→ Exercise objective
Give the data below again, word for word.
start Input
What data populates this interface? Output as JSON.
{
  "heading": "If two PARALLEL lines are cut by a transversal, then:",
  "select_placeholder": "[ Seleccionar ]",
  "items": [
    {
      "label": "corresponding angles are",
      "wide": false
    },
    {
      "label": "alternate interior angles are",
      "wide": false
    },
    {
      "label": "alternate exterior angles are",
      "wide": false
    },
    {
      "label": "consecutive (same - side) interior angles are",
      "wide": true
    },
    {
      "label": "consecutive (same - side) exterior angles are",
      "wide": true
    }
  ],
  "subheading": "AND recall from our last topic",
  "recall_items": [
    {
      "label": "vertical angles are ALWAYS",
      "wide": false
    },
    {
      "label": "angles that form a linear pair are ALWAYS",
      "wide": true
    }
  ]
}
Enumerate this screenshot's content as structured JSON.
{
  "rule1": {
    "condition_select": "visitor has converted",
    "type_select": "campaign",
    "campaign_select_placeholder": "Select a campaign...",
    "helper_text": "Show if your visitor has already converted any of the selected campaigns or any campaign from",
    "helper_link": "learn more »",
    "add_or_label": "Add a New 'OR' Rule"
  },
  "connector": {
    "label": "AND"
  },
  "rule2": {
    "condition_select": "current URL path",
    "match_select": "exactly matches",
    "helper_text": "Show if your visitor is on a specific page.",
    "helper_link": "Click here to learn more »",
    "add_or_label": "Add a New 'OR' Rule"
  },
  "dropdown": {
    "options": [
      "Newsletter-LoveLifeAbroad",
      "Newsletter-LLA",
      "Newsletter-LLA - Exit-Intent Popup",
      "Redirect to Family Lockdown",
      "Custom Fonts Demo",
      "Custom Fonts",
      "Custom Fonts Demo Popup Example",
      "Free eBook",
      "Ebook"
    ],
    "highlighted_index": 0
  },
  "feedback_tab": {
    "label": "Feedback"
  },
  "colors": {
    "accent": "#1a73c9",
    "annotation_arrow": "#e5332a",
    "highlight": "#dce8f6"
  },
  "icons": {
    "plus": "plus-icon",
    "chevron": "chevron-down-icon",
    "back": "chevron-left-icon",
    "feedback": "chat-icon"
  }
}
end Input
→ Result of the exercise
What data populates this interface? Output as JSON.
{
  "heading": "If two PARALLEL lines are cut by a transversal, then:",
  "select_placeholder": "[ Seleccionar ]",
  "items": [
    {
      "label": "corresponding angles are",
      "wide": false
    },
    {
      "label": "alternate interior angles are",
      "wide": false
    },
    {
      "label": "alternate exterior angles are",
      "wide": false
    },
    {
      "label": "consecutive (same - side) interior angles are",
      "wide": true
    },
    {
      "label": "consecutive (same - side) exterior angles are",
      "wide": true
    }
  ],
  "subheading": "AND recall from our last topic",
  "recall_items": [
    {
      "label": "vertical angles are ALWAYS",
      "wide": false
    },
    {
      "label": "angles that form a linear pair are ALWAYS",
      "wide": true
    }
  ]
}
Enumerate this screenshot's content as structured JSON.
{
  "rule1": {
    "condition_select": "visitor has converted",
    "type_select": "campaign",
    "campaign_select_placeholder": "Select a campaign...",
    "helper_text": "Show if your visitor has already converted any of the selected campaigns or any campaign from",
    "helper_link": "learn more »",
    "add_or_label": "Add a New 'OR' Rule"
  },
  "connector": {
    "label": "AND"
  },
  "rule2": {
    "condition_select": "current URL path",
    "match_select": "exactly matches",
    "helper_text": "Show if your visitor is on a specific page.",
    "helper_link": "Click here to learn more »",
    "add_or_label": "Add a New 'OR' Rule"
  },
  "dropdown": {
    "options": [
      "Newsletter-LoveLifeAbroad",
      "Newsletter-LLA",
      "Newsletter-LLA - Exit-Intent Popup",
      "Redirect to Family Lockdown",
      "Custom Fonts Demo",
      "Custom Fonts",
      "Custom Fonts Demo Popup Example",
      "Free eBook",
      "Ebook"
    ],
    "highlighted_index": 0
  },
  "feedback_tab": {
    "label": "Feedback"
  },
  "colors": {
    "accent": "#1a73c9",
    "annotation_arrow": "#e5332a",
    "highlight": "#dce8f6"
  },
  "icons": {
    "plus": "plus-icon",
    "chevron": "chevron-down-icon",
    "back": "chevron-left-icon",
    "feedback": "chat-icon"
  }
}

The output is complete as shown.